Exercise
Gather the lines from the material that contain "saja".

Start of Provided records

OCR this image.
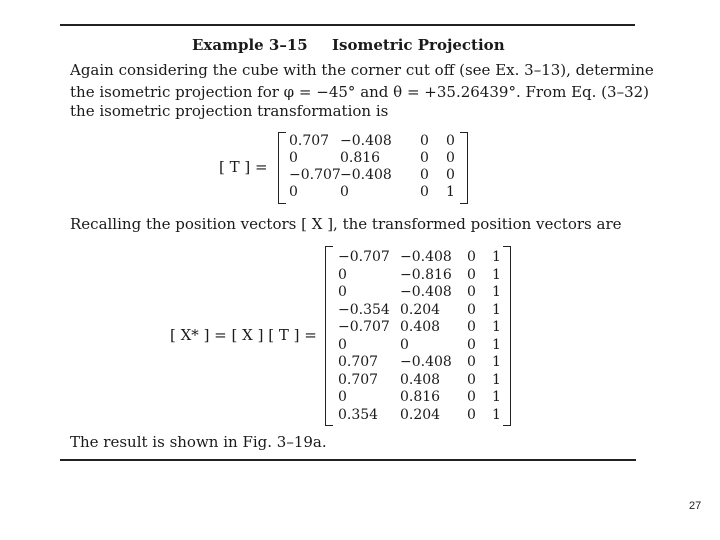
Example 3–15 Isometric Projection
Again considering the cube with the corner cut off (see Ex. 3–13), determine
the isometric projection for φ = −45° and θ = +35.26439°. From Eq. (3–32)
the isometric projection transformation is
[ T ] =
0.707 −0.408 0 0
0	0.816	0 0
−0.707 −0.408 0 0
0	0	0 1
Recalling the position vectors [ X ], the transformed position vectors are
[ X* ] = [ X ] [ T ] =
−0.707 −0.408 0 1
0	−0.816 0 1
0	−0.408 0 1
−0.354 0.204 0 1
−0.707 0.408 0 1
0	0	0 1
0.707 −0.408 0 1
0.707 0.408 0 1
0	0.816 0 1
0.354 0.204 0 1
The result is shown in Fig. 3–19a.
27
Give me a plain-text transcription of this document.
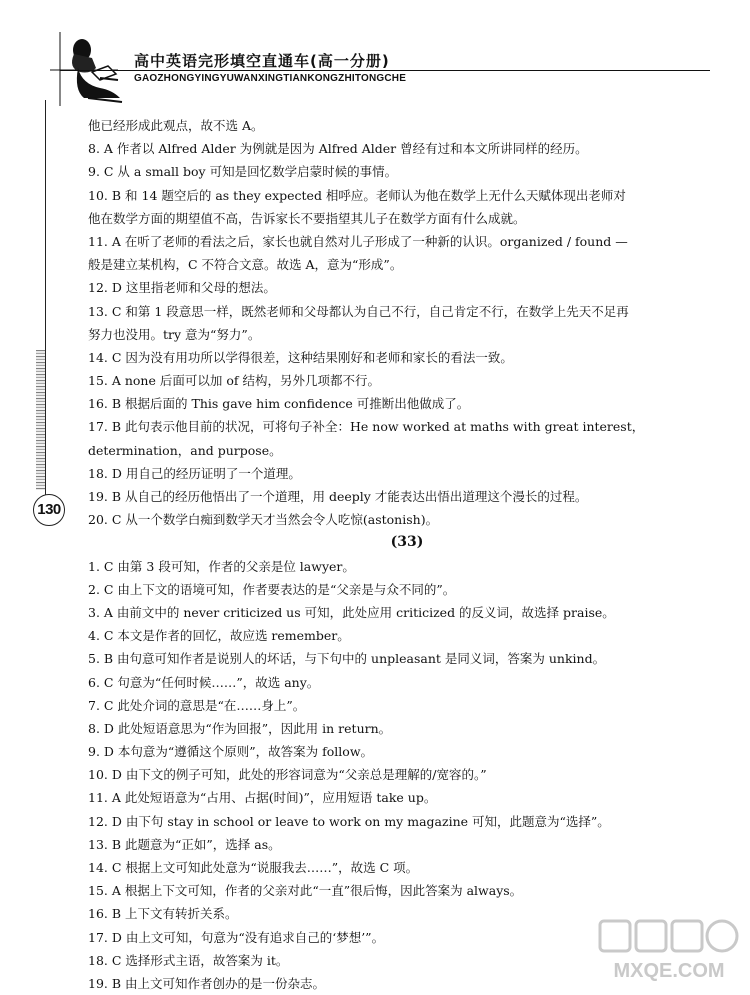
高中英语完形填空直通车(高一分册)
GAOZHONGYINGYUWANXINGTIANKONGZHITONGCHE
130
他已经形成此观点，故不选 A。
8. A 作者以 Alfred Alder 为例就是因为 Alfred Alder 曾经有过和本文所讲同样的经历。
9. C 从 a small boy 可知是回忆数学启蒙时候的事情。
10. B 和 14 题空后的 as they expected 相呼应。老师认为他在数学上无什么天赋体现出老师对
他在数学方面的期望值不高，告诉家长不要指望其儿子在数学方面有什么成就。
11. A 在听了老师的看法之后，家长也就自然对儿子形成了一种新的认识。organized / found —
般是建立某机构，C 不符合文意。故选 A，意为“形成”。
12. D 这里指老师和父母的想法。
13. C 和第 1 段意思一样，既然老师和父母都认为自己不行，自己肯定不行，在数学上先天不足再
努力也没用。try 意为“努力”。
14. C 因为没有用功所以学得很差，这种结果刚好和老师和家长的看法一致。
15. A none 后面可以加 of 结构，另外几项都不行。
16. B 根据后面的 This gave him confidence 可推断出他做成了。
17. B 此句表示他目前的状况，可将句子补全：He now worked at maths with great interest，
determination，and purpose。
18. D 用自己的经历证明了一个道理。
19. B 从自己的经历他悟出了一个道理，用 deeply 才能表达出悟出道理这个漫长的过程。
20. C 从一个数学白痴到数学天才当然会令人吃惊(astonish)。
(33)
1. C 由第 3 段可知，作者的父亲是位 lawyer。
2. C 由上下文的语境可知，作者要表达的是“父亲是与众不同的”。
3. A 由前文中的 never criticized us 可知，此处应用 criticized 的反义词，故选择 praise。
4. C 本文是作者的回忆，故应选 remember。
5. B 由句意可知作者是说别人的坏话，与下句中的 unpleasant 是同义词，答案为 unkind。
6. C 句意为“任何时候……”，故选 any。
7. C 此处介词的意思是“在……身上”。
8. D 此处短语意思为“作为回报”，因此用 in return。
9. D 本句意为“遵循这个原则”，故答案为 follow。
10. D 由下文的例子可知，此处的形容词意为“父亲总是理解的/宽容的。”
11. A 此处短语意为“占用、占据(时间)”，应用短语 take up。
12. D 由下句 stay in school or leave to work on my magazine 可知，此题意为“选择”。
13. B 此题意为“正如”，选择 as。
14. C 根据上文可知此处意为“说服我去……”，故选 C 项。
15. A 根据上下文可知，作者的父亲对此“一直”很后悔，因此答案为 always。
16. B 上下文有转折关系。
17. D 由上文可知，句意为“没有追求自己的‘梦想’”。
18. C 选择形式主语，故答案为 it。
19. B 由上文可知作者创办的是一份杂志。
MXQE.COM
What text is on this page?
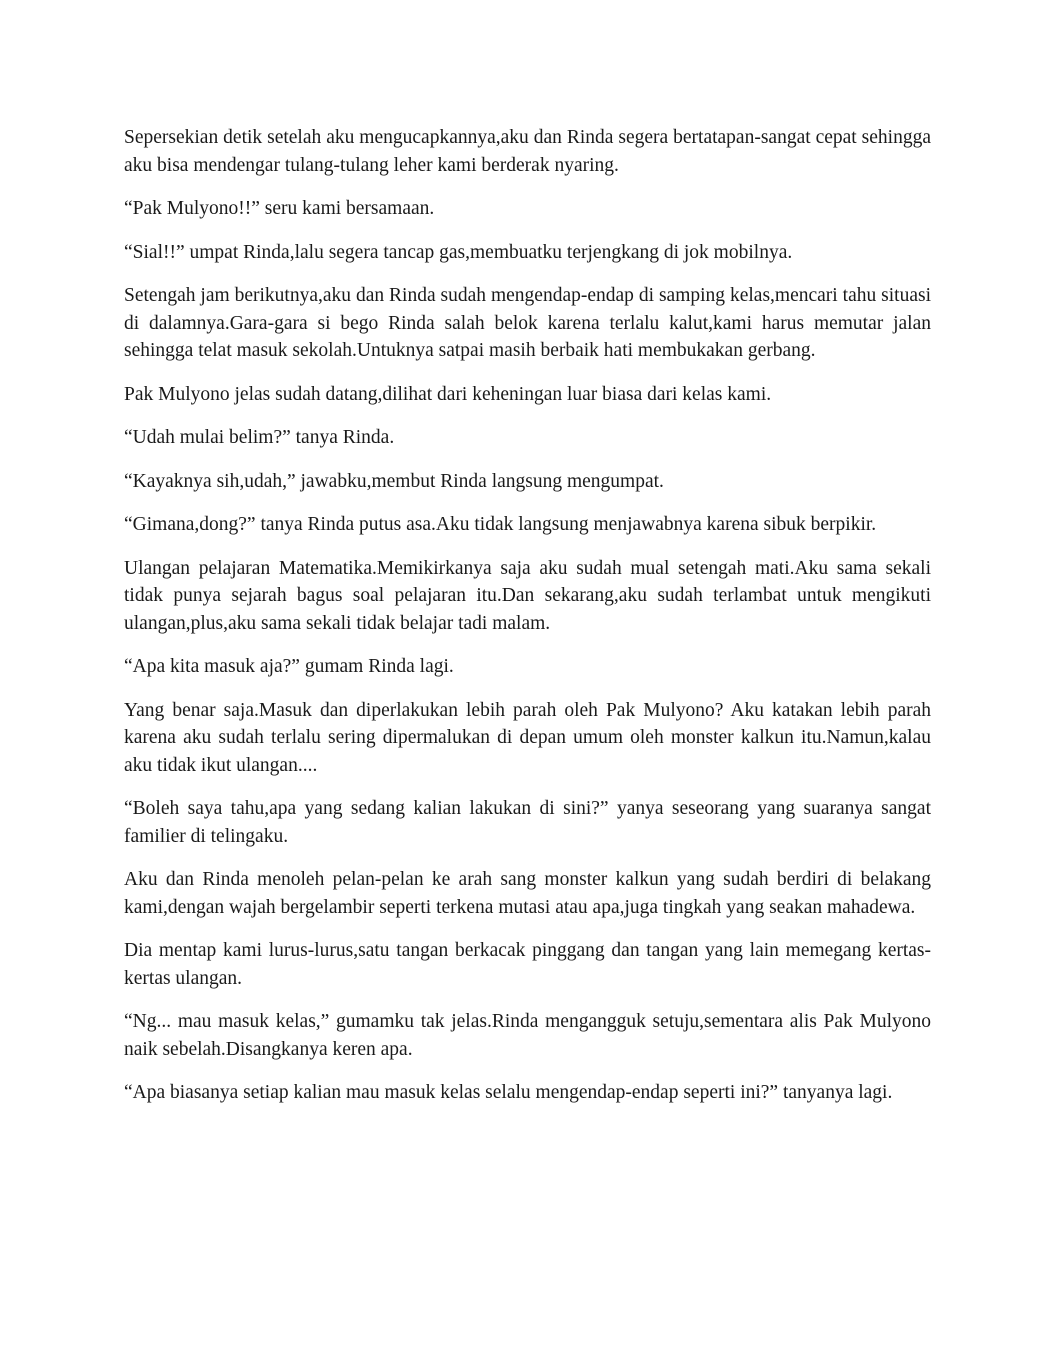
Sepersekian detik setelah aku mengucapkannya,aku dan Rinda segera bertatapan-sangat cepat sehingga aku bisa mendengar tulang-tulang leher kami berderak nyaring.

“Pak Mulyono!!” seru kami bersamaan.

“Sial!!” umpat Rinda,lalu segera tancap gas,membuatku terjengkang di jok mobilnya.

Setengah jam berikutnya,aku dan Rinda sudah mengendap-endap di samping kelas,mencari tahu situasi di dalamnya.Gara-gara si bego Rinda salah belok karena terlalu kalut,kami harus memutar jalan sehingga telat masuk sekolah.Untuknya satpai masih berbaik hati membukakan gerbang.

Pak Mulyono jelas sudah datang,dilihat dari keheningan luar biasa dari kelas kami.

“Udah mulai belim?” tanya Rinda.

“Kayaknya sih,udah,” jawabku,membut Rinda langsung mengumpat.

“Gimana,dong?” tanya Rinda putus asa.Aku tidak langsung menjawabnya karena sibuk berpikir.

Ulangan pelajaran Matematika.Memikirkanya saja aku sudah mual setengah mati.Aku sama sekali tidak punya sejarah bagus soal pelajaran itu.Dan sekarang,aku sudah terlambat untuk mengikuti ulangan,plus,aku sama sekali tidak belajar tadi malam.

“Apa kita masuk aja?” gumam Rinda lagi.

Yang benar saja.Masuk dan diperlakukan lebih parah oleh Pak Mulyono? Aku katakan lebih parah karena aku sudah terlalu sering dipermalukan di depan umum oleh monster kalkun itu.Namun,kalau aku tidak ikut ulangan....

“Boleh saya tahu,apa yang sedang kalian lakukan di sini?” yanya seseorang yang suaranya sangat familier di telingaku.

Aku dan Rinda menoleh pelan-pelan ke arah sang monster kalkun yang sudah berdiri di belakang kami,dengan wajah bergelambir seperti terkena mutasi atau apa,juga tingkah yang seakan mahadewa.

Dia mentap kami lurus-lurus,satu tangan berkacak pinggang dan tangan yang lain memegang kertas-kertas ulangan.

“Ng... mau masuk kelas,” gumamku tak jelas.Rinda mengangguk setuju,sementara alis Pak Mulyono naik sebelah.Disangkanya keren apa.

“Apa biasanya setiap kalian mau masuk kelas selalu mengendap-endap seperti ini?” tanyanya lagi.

End of Provided records

Right answer
Ulangan pelajaran Matematika.Memikirkanya saja aku sudah mual setengah mati.Aku sama sekali tidak punya sejarah bagus soal pelajaran itu.Dan sekarang,aku sudah terlambat untuk mengikuti ulangan,plus,aku sama sekali tidak belajar tadi malam.
Yang benar saja.Masuk dan diperlakukan lebih parah oleh Pak Mulyono? Aku katakan lebih parah karena aku sudah terlalu sering dipermalukan di depan umum oleh monster kalkun itu.Namun,kalau aku tidak ikut ulangan....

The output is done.